Requirement:
Would you pull out every line of the material that contains the string "SVERWEIS"?

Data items
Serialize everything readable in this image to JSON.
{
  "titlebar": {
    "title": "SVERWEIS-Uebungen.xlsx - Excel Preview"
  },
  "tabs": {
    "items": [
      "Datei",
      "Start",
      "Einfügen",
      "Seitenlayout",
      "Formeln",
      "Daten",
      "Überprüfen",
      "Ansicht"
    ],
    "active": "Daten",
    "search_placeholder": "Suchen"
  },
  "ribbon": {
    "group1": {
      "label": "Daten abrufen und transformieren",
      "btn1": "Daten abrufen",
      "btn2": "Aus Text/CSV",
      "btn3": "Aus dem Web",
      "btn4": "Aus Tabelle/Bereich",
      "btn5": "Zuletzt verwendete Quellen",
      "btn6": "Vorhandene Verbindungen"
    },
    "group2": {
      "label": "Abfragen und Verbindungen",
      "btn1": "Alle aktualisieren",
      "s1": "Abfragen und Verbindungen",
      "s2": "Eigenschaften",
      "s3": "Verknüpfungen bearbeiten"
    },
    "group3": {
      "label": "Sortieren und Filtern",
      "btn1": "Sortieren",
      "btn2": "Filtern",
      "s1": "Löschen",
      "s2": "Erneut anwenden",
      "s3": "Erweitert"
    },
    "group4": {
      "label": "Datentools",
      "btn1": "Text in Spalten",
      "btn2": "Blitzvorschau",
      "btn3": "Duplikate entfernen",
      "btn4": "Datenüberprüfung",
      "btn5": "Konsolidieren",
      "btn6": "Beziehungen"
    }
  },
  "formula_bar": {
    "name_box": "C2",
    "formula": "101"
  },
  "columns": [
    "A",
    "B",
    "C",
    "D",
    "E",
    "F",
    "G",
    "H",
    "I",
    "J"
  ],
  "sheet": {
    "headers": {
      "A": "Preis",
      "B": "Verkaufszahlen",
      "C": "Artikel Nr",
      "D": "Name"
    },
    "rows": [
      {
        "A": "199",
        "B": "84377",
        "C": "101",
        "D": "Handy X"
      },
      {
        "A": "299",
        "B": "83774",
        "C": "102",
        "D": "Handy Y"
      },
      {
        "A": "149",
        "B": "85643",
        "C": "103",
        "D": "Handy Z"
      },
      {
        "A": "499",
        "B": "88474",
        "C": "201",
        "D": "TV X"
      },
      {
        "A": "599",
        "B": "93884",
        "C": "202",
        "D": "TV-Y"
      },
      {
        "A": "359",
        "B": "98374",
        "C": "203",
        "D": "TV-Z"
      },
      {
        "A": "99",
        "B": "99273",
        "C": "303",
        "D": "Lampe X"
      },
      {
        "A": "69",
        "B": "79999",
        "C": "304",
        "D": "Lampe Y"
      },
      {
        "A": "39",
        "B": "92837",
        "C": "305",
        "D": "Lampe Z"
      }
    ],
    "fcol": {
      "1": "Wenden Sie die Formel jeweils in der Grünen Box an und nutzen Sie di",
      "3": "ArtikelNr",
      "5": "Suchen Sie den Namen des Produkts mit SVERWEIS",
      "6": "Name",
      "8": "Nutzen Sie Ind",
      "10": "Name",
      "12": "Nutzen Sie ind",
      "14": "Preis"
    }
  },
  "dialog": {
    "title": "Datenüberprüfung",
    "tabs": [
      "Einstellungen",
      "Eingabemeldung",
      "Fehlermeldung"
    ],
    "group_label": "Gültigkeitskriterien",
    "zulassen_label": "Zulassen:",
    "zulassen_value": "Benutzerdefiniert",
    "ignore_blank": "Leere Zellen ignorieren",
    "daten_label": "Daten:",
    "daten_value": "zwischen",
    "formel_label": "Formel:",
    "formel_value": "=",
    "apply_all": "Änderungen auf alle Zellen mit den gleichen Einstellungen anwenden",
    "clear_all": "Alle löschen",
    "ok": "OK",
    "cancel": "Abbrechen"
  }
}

---

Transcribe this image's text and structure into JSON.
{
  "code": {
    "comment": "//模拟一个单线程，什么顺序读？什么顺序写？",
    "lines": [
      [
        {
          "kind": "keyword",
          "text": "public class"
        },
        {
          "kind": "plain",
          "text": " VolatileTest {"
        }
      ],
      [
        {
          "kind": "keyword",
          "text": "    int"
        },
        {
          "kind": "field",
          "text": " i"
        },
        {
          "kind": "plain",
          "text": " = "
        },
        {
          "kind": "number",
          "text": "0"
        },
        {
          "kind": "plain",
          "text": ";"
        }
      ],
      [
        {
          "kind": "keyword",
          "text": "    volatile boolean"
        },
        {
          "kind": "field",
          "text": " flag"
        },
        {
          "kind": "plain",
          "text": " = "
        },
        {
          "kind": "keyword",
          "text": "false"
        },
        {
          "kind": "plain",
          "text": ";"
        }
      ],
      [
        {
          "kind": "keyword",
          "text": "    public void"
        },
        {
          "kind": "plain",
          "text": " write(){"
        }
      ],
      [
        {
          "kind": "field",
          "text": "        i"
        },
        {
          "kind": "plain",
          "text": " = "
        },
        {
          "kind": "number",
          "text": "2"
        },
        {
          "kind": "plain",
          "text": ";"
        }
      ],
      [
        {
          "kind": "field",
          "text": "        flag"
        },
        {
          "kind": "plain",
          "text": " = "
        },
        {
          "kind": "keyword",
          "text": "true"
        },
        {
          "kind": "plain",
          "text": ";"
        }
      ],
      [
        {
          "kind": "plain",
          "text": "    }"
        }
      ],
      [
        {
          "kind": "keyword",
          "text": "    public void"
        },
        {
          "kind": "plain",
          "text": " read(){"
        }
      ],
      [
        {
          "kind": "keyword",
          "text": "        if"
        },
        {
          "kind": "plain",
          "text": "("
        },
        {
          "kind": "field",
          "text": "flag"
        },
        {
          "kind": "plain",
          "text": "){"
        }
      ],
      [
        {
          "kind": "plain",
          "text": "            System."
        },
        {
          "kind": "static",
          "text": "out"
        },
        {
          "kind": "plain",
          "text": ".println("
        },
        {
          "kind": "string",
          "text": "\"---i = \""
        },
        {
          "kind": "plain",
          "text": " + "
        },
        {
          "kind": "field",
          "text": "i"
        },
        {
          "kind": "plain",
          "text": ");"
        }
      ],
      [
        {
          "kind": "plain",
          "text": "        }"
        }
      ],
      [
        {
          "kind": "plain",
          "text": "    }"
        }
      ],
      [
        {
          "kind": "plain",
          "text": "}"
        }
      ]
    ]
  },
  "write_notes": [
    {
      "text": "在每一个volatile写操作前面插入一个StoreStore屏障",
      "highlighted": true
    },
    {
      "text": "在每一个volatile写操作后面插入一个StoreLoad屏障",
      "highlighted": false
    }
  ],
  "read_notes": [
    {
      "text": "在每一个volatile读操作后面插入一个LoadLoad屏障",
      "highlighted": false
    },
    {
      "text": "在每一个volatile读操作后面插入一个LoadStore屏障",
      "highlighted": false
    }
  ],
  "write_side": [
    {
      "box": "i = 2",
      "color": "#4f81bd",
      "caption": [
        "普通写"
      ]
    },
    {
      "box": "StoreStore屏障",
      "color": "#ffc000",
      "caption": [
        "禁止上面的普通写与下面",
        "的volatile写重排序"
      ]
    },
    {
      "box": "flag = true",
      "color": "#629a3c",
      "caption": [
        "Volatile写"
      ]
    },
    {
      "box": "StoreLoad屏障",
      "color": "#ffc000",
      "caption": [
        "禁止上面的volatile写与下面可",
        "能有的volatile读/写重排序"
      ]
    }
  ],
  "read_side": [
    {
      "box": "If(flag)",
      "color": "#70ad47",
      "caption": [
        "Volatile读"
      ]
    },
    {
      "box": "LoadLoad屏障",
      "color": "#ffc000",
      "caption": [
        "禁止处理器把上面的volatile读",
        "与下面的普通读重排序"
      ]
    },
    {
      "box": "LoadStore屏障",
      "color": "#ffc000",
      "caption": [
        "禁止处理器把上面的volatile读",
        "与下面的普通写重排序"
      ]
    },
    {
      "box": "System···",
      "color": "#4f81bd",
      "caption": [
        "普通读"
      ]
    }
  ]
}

Exercise result:
    "title": "SVERWEIS-Uebungen.xlsx - Excel Preview"
      "5": "Suchen Sie den Namen des Produkts mit SVERWEIS",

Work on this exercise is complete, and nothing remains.